__Task requirements__
Sift the listing for lines that hold the string "career" and pull them out.

__Stored rows__
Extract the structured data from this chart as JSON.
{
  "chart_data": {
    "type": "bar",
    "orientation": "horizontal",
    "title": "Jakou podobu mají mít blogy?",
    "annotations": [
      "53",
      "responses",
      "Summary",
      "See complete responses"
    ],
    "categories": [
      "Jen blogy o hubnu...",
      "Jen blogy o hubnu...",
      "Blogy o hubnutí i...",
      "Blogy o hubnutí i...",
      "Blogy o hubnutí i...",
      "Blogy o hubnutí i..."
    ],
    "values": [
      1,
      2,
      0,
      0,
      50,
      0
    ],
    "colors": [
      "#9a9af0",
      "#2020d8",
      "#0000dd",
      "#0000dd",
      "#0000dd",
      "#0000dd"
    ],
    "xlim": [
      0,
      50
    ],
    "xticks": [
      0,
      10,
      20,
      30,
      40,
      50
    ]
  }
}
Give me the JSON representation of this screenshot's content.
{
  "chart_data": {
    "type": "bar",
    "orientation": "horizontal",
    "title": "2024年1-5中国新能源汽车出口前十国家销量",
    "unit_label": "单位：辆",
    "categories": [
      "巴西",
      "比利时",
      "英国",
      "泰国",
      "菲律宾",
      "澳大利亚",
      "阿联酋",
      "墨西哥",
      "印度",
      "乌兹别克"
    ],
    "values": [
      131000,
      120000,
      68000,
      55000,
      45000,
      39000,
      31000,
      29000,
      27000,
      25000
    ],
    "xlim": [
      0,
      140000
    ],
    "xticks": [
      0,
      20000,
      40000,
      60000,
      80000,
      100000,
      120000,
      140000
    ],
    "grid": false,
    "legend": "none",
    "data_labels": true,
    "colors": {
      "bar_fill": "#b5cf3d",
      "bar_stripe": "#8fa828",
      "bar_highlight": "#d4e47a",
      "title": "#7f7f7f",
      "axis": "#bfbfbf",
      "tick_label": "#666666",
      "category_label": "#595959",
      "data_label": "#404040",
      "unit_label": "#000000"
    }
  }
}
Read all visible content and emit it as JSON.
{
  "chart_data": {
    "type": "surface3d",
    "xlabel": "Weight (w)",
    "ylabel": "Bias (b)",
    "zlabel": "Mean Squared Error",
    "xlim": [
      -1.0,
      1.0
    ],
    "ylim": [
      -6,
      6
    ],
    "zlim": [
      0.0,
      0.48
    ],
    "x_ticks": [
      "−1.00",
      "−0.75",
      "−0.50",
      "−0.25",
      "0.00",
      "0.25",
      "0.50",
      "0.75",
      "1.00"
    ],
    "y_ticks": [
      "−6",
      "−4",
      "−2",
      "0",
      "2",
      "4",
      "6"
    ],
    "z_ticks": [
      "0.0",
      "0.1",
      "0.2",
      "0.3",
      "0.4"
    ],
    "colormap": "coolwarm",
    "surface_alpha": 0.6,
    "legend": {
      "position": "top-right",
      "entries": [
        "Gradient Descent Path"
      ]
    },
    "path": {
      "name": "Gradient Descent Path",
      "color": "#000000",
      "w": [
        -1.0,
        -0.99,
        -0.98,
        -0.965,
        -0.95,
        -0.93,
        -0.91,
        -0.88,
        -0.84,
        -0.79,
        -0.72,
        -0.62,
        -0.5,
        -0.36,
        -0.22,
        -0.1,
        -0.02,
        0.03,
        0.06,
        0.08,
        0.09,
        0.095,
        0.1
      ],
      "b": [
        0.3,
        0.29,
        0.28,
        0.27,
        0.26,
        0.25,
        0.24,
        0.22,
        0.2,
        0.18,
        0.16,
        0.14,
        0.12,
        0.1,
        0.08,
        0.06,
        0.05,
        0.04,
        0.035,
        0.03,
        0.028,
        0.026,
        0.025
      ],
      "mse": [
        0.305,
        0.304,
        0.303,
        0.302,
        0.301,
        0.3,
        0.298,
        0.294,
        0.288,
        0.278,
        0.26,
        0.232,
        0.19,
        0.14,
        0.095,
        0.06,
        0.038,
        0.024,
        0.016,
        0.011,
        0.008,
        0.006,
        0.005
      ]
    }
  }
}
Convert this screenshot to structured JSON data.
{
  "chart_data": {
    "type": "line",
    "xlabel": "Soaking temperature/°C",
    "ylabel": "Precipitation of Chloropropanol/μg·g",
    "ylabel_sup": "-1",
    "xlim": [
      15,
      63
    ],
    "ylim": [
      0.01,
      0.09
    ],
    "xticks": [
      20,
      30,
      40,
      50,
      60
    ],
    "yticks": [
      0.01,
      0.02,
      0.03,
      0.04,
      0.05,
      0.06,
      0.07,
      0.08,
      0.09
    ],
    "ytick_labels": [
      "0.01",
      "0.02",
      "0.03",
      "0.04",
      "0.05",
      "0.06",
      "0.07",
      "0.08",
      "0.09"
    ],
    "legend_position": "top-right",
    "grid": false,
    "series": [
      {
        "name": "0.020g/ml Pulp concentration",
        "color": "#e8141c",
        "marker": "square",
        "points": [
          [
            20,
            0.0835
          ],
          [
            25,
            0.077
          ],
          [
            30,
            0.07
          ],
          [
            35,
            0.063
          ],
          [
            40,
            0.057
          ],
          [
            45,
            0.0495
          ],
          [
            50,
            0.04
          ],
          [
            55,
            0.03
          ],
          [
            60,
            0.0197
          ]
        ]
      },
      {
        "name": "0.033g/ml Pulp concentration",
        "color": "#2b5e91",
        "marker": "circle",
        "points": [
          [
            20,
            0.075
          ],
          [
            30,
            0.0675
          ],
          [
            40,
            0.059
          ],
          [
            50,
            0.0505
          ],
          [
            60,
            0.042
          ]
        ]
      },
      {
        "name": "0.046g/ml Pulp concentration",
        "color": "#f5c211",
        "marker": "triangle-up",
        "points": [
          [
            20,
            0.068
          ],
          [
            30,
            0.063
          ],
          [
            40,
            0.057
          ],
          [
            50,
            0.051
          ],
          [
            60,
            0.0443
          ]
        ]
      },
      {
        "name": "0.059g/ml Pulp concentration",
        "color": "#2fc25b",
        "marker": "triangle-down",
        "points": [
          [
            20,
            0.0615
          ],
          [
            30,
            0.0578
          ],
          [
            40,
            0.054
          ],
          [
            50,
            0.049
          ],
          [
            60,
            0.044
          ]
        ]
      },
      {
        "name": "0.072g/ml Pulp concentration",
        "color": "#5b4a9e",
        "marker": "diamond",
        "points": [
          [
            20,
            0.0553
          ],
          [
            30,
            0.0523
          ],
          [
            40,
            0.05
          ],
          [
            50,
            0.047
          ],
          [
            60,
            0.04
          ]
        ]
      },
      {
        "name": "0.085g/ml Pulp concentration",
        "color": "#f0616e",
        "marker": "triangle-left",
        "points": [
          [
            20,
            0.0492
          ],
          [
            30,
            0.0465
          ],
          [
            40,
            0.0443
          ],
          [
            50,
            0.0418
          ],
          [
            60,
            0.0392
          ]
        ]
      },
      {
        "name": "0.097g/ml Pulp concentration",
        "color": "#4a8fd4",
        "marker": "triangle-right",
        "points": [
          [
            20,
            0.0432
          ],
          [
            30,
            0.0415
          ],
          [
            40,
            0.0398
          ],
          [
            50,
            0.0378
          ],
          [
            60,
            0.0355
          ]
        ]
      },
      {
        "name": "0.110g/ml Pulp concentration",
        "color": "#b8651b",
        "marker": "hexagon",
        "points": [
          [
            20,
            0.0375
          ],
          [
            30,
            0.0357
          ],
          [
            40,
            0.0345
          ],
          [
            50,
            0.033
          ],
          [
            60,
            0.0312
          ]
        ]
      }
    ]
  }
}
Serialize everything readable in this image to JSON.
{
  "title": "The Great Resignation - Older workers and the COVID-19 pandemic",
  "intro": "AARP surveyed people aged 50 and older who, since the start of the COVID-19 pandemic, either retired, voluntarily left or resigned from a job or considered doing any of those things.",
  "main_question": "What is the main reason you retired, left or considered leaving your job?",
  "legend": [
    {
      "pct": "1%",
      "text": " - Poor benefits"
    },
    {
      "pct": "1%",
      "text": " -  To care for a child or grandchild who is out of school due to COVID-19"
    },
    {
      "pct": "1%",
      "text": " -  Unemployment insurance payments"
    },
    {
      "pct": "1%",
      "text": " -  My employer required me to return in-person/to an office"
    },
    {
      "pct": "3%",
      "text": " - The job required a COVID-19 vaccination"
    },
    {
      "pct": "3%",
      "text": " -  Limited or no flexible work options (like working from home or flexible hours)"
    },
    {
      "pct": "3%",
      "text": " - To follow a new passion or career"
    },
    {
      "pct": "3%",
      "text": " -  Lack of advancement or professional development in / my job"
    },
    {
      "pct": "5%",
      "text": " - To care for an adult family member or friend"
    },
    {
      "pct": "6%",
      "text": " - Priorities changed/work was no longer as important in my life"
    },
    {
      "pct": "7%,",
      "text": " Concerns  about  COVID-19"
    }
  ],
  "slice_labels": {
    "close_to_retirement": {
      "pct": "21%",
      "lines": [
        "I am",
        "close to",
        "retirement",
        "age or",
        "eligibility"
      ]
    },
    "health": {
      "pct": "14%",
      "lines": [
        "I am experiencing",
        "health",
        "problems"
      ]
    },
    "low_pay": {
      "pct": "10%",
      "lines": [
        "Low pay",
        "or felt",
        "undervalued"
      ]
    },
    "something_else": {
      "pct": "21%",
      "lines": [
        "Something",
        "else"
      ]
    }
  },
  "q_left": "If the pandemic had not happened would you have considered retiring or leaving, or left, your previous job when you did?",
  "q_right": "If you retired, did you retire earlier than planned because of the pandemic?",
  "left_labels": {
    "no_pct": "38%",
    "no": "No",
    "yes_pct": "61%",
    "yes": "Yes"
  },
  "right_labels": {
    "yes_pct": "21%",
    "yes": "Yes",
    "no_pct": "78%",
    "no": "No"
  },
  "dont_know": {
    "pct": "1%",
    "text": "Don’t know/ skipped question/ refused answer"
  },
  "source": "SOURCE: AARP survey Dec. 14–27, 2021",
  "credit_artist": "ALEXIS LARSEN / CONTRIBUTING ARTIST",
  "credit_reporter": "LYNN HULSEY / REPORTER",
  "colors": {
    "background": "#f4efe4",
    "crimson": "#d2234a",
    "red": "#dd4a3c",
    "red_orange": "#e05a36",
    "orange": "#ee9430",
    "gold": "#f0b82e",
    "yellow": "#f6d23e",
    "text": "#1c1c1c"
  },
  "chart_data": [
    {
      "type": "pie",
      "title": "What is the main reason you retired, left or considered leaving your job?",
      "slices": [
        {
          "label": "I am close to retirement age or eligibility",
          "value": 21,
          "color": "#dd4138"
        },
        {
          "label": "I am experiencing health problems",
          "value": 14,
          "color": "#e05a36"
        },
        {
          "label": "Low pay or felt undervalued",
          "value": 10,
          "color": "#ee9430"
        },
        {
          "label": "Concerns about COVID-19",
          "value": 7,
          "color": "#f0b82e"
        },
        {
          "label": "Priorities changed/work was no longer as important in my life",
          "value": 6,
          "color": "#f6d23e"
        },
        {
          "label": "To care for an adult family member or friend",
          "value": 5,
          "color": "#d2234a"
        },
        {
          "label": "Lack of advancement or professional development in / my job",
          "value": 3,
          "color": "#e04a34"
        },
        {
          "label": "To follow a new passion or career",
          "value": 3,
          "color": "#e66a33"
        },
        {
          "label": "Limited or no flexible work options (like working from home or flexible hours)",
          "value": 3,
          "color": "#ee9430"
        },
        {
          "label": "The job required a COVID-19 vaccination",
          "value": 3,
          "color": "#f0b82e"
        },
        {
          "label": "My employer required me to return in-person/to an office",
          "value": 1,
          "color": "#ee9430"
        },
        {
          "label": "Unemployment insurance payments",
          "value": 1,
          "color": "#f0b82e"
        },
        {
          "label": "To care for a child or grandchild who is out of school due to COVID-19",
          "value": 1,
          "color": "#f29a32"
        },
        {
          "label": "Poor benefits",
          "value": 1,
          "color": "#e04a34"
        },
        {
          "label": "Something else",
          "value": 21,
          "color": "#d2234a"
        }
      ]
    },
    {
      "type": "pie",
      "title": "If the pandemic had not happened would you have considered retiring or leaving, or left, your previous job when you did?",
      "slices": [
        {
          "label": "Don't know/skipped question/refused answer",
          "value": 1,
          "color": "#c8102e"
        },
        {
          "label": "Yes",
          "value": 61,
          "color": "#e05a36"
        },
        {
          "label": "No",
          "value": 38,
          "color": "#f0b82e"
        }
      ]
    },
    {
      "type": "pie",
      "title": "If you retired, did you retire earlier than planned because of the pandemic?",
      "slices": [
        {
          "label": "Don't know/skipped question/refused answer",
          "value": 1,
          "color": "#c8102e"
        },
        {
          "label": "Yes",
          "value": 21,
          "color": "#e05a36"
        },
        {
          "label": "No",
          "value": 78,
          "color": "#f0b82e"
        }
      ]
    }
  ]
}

__Answer for this exercise__
      "text": " - To follow a new passion or career"
          "label": "To follow a new passion or career",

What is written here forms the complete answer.